TASK DESCRIPTION
Gather the lines that hold the string "ylabel".

RECORDS FOR THE EXERCISE
┌──
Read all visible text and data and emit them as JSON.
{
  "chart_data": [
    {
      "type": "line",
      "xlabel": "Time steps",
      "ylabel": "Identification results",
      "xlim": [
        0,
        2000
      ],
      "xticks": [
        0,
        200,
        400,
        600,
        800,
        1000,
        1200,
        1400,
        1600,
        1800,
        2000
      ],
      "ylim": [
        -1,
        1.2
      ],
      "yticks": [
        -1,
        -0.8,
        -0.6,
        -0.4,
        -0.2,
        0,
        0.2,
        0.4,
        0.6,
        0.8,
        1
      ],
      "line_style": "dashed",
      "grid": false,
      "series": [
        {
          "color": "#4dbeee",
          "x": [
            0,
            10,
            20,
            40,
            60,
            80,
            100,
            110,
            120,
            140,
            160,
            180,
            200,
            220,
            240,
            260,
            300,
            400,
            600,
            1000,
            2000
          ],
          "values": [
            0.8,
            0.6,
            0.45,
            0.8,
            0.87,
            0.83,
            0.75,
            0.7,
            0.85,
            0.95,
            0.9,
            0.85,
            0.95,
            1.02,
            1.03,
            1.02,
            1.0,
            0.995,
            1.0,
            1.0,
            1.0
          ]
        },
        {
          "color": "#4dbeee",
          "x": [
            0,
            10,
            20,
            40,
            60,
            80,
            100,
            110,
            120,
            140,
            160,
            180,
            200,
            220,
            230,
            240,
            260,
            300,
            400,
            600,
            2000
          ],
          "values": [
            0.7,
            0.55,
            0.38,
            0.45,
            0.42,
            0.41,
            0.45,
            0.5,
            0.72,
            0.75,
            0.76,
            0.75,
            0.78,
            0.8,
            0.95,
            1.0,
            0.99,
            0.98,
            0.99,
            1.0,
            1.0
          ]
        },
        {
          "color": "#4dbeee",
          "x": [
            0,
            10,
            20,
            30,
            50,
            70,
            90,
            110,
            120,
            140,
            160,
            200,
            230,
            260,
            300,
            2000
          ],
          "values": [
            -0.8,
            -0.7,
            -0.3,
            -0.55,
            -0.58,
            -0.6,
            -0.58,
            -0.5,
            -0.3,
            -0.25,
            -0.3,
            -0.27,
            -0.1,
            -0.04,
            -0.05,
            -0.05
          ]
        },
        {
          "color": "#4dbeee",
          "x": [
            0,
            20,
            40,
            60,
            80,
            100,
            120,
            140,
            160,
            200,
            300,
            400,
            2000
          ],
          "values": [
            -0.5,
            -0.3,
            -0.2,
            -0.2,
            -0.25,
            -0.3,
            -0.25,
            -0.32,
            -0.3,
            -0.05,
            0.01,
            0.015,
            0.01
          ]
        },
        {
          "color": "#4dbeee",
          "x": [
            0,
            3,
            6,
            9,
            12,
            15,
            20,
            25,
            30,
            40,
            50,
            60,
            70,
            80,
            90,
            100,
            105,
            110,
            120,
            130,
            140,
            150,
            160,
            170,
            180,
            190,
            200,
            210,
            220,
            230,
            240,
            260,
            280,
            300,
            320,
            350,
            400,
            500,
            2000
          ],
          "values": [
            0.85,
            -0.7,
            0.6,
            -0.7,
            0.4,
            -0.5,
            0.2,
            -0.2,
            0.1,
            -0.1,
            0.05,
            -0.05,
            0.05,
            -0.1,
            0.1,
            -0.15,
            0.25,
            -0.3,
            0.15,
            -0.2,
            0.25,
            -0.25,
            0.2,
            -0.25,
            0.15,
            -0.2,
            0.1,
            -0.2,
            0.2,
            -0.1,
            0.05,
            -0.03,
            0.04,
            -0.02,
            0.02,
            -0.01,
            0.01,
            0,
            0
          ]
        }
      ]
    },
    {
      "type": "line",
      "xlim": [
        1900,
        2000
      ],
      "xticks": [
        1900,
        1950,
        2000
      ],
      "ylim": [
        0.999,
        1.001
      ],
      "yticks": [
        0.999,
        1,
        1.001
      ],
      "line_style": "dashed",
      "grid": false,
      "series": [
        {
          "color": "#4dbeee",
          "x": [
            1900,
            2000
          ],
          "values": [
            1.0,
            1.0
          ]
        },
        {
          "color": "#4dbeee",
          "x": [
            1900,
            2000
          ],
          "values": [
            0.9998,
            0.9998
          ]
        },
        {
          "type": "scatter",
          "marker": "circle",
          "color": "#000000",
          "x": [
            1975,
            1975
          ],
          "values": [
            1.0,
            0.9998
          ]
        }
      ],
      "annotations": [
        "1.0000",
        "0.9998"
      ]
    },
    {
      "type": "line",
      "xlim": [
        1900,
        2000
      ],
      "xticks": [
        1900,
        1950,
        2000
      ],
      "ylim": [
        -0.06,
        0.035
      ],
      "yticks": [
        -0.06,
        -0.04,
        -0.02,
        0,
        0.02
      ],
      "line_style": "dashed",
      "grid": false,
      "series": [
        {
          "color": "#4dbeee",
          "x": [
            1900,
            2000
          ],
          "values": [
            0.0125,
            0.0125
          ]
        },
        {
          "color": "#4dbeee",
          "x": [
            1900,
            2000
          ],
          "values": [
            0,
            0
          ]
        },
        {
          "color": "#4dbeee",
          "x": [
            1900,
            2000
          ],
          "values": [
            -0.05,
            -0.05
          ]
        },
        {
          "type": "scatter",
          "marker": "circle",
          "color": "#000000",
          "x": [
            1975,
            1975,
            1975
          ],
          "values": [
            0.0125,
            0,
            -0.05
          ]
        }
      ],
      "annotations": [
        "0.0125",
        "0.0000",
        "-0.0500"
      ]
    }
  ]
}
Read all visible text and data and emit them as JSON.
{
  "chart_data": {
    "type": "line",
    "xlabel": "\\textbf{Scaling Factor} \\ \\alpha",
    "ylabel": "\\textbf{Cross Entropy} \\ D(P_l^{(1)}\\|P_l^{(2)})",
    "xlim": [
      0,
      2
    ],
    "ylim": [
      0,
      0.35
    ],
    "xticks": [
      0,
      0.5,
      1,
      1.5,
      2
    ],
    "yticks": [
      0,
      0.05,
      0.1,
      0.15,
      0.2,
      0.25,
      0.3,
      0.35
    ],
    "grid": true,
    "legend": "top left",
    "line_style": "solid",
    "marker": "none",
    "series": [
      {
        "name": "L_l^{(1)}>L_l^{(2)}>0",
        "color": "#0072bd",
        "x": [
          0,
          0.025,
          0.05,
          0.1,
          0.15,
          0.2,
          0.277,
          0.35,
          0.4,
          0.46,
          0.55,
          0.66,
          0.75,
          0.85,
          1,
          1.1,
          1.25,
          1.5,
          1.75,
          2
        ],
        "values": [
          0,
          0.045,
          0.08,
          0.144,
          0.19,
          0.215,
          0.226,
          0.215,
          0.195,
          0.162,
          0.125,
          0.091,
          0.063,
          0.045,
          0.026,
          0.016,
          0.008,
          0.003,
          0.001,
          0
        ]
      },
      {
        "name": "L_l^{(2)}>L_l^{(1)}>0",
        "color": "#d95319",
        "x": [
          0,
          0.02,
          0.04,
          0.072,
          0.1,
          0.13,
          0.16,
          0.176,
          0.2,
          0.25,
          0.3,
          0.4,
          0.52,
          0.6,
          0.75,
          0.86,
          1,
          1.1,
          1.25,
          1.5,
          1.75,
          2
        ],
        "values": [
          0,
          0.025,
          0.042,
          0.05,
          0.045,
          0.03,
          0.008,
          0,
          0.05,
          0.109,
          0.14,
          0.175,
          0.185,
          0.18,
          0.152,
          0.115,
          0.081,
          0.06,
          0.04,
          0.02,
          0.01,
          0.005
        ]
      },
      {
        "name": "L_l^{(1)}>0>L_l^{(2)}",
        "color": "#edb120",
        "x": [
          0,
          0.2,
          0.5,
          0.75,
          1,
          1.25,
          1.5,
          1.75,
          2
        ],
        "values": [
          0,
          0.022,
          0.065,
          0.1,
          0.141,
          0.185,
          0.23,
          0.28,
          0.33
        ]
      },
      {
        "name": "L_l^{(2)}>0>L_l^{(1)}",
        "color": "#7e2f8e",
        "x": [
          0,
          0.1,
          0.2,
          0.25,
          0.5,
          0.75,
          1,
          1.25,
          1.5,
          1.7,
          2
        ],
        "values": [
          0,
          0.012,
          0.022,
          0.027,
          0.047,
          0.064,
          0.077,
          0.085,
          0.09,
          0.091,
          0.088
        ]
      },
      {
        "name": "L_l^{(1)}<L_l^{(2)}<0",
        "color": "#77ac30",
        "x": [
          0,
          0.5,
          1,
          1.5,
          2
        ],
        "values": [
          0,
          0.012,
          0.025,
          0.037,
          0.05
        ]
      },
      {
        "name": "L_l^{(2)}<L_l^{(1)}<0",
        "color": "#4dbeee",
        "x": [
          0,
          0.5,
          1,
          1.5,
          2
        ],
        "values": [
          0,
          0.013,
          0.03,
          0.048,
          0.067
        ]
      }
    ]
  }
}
└──
REPLY
      "ylabel": "Identification results",
    "ylabel": "\\textbf{Cross Entropy} \\ D(P_l^{(1)}\\|P_l^{(2)})",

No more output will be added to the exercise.